_SET PROBLEM:_
Find the word "each" in the data. Return every line where it appears.

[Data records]
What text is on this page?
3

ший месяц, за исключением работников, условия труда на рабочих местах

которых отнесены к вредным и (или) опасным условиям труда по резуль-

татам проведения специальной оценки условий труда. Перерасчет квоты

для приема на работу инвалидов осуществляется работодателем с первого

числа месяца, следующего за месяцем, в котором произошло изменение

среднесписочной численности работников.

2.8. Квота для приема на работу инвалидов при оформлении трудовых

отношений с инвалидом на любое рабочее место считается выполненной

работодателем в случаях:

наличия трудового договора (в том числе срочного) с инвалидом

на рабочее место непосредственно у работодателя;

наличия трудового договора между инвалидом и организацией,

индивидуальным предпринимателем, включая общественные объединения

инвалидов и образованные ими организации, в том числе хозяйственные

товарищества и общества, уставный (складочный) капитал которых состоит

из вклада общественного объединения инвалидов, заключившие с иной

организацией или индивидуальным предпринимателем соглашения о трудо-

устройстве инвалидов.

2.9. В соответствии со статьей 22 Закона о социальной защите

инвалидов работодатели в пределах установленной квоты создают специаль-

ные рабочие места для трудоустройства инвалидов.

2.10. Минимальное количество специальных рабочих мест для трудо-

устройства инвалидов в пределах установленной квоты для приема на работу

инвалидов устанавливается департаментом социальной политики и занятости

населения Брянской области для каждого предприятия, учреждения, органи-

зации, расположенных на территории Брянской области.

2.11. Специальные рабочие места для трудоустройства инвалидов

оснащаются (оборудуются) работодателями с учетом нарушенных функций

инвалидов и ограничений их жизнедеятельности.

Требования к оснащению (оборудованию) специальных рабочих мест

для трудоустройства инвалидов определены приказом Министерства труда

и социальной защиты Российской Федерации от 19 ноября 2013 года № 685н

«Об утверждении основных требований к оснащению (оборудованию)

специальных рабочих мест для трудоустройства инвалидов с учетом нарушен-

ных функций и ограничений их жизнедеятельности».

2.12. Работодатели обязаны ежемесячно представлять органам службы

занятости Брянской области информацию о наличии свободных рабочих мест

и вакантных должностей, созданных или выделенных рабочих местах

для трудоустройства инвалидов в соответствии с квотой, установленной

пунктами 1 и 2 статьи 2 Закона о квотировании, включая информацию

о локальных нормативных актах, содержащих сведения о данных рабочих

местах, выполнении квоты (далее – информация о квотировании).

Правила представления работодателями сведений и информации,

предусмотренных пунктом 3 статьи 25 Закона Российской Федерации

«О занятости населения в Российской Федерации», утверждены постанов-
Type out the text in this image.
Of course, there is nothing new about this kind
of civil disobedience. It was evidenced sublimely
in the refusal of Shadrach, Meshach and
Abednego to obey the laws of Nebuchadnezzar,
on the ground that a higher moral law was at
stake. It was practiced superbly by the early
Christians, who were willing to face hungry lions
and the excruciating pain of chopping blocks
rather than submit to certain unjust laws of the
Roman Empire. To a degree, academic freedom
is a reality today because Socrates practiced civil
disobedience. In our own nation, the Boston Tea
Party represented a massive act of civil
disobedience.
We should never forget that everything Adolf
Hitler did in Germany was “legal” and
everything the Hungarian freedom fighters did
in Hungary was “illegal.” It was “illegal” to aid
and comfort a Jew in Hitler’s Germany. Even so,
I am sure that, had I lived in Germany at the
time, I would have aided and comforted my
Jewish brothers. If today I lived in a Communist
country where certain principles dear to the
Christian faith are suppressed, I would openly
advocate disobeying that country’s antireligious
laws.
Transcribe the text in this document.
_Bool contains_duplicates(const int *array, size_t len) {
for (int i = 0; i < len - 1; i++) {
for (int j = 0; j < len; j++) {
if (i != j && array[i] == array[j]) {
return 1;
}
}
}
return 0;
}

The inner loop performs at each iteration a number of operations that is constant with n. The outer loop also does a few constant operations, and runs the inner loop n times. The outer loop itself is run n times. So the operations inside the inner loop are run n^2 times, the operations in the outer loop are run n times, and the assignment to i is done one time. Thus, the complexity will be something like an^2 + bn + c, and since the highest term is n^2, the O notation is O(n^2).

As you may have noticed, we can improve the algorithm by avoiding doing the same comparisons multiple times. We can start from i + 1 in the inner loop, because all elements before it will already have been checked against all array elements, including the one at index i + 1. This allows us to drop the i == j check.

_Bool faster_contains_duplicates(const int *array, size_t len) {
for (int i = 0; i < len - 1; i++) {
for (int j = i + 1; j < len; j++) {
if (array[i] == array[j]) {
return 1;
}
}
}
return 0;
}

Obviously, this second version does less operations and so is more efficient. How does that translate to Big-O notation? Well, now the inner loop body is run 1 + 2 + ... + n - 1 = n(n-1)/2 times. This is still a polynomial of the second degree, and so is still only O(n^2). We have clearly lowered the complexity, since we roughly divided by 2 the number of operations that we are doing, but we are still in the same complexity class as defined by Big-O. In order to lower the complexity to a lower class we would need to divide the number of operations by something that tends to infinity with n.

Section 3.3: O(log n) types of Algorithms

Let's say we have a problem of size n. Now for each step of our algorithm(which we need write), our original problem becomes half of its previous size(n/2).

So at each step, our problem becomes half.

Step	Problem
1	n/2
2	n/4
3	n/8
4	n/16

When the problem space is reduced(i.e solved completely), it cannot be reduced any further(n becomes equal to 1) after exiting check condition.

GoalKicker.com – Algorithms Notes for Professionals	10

_TASK SOLUTION:_
The inner loop performs at each iteration a number of operations that is constant with n. The outer loop also does a few constant operations, and runs the inner loop n times. The outer loop itself is run n times. So the operations inside the inner loop are run n^2 times, the operations in the outer loop are run n times, and the assignment to i is done one time. Thus, the complexity will be something like an^2 + bn + c, and since the highest term is n^2, the O notation is O(n^2).
Let's say we have a problem of size n. Now for each step of our algorithm(which we need write), our original problem becomes half of its previous size(n/2).
So at each step, our problem becomes half.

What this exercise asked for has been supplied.